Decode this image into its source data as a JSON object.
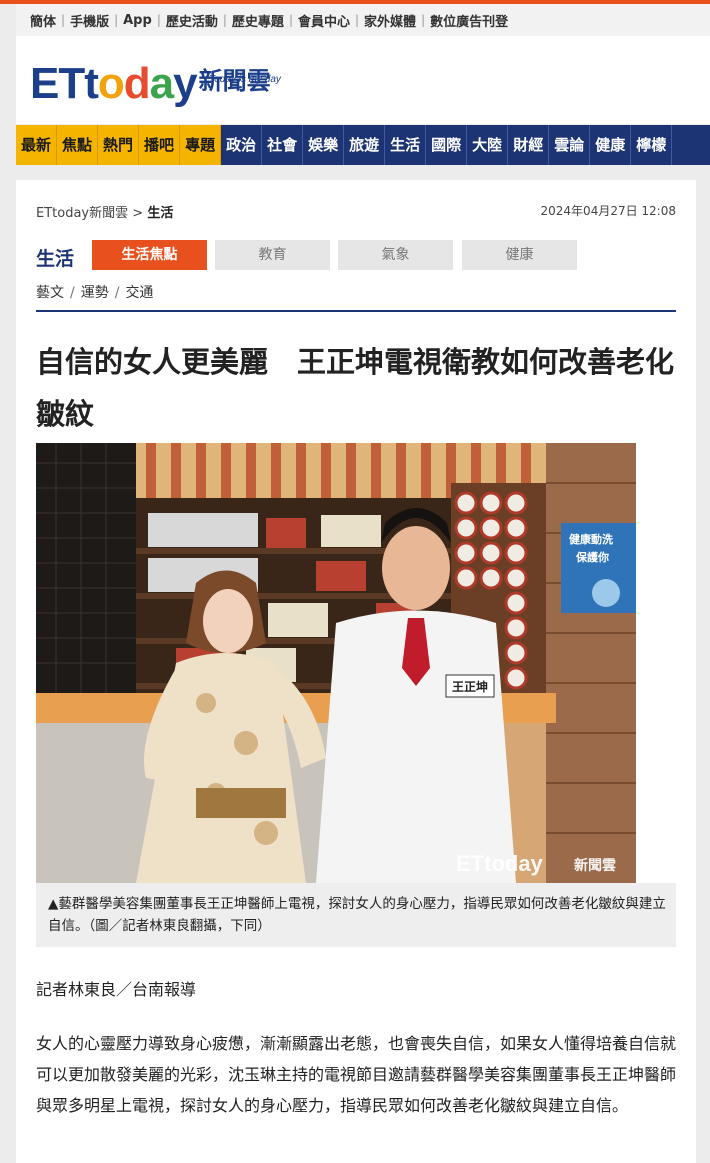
{
  "toplinks": [
    "簡体",
    "手機版",
    "App",
    "歷史活動",
    "歷史專題",
    "會員中心",
    "家外媒體",
    "數位廣告刊登"
  ],
  "logo": {
    "name": "ETtoday",
    "cn": "新聞雲",
    "sub": "Today is my day"
  },
  "nav": [
    "最新",
    "焦點",
    "熱門",
    "播吧",
    "專題",
    "政治",
    "社會",
    "娛樂",
    "旅遊",
    "生活",
    "國際",
    "大陸",
    "財經",
    "雲論",
    "健康",
    "檸檬"
  ],
  "breadcrumb": {
    "home": "ETtoday新聞雲",
    "sep": ">",
    "current": "生活"
  },
  "date": "2024年04月27日 12:08",
  "category": {
    "title": "生活",
    "tabs": [
      "生活焦點",
      "教育",
      "氣象",
      "健康"
    ],
    "subs": [
      "藝文",
      "運勢",
      "交通"
    ]
  },
  "headline": "自信的女人更美麗　王正坤電視衛教如何改善老化皺紋",
  "photo": {
    "name_tag": "王正坤",
    "poster_line1": "健康動洗",
    "poster_line2": "保護你",
    "watermark": "ETtoday",
    "watermark_cn": "新聞雲"
  },
  "caption": "▲藝群醫學美容集團董事長王正坤醫師上電視，探討女人的身心壓力，指導民眾如何改善老化皺紋與建立自信。（圖／記者林東良翻攝，下同）",
  "byline": "記者林東良／台南報導",
  "body": "女人的心靈壓力導致身心疲憊，漸漸顯露出老態，也會喪失自信，如果女人懂得培養自信就可以更加散發美麗的光彩，沈玉琳主持的電視節目邀請藝群醫學美容集團董事長王正坤醫師與眾多明星上電視，探討女人的身心壓力，指導民眾如何改善老化皺紋與建立自信。",
  "colors": {
    "accent": "#e8501e",
    "nav": "#1c3473",
    "highlight": "#f5b400"
  }
}
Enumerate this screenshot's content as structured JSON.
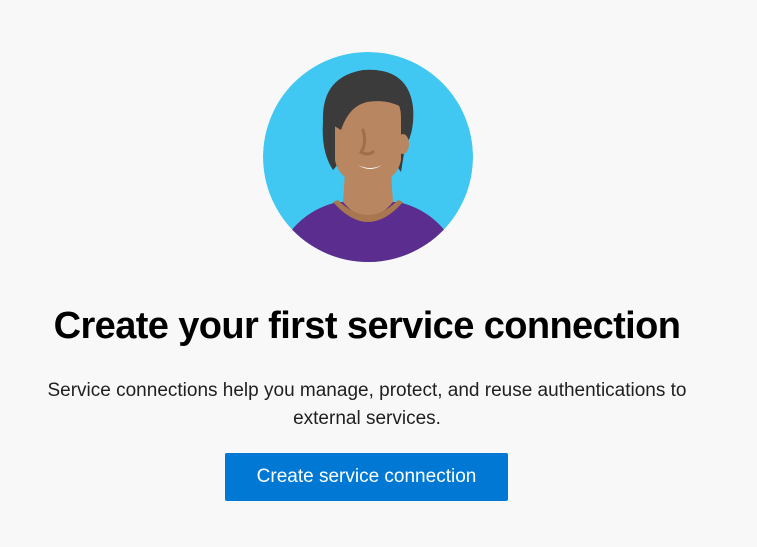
{
  "empty_state": {
    "illustration_icon": "person-avatar-illustration",
    "title": "Create your first service connection",
    "description_line1": "Service connections help you manage, protect, and reuse authentications to",
    "description_line2": "external services.",
    "primary_button_label": "Create service connection"
  },
  "colors": {
    "background": "#f8f8f8",
    "avatar_circle": "#41c8f2",
    "accent_button": "#0078d4",
    "shirt": "#5b2d8e",
    "skin": "#b88660",
    "hair": "#3b3b3b"
  }
}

__Directive__:
Output exactly the lines from the one containing "Enumerate this screenshot's" through the last line of the records above, both included, and leave out the pictures.

__Task response__:
Enumerate this screenshot's content as structured JSON.
{
  "empty_state": {
    "illustration_icon": "person-avatar-illustration",
    "title": "Create your first service connection",
    "description_line1": "Service connections help you manage, protect, and reuse authentications to",
    "description_line2": "external services.",
    "primary_button_label": "Create service connection"
  },
  "colors": {
    "background": "#f8f8f8",
    "avatar_circle": "#41c8f2",
    "accent_button": "#0078d4",
    "shirt": "#5b2d8e",
    "skin": "#b88660",
    "hair": "#3b3b3b"
  }
}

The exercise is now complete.